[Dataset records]
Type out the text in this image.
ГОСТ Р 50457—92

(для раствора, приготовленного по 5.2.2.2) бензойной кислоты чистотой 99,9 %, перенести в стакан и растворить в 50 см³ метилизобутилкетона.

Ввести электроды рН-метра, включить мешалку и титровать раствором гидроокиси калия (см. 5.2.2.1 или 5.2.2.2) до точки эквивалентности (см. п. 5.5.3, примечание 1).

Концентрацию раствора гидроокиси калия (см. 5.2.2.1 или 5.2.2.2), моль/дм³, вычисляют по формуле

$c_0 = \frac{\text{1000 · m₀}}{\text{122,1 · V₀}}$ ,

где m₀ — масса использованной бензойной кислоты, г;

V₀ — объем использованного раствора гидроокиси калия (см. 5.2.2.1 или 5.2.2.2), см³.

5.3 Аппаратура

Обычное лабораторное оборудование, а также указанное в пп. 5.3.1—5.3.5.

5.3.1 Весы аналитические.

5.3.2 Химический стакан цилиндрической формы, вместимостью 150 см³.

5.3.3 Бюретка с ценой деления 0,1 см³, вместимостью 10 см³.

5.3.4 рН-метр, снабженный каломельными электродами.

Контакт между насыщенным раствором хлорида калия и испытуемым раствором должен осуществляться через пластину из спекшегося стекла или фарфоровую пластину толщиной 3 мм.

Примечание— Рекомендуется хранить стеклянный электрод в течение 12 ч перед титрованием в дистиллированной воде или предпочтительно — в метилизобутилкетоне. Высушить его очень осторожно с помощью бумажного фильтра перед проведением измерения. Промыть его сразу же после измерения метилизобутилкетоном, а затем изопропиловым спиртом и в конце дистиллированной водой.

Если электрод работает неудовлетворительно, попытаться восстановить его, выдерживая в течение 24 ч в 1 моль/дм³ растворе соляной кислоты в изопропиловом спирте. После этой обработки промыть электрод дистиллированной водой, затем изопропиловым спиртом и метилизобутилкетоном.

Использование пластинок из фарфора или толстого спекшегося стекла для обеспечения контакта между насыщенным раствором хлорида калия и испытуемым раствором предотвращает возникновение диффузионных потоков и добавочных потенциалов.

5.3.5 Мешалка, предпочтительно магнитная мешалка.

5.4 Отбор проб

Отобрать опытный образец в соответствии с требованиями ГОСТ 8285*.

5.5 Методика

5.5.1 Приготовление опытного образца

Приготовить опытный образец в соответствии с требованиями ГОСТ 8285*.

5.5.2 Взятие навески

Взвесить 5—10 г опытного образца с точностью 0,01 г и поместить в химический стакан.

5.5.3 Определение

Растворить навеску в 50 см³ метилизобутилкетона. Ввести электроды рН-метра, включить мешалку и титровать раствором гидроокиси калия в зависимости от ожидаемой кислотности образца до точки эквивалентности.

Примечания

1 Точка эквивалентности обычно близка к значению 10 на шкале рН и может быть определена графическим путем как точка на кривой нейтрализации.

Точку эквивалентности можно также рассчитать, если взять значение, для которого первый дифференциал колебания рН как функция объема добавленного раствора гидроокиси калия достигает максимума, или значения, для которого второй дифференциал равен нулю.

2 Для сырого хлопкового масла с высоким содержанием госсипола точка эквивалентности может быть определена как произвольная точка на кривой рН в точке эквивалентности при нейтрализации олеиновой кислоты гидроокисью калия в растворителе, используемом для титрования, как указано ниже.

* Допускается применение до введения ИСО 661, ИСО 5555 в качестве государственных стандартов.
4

> [What this task involves]:
Find the word "испытуемым" in the data and copy out each line where it turns up.

> [In response]:
Контакт между насыщенным раствором хлорида калия и испытуемым раствором должен осуществляться через пластину из спекшегося стекла или фарфоровую пластину толщиной 3 мм.
Использование пластинок из фарфора или толстого спекшегося стекла для обеспечения контакта между насыщенным раствором хлорида калия и испытуемым раствором предотвращает возникновение диффузионных потоков и добавочных потенциалов.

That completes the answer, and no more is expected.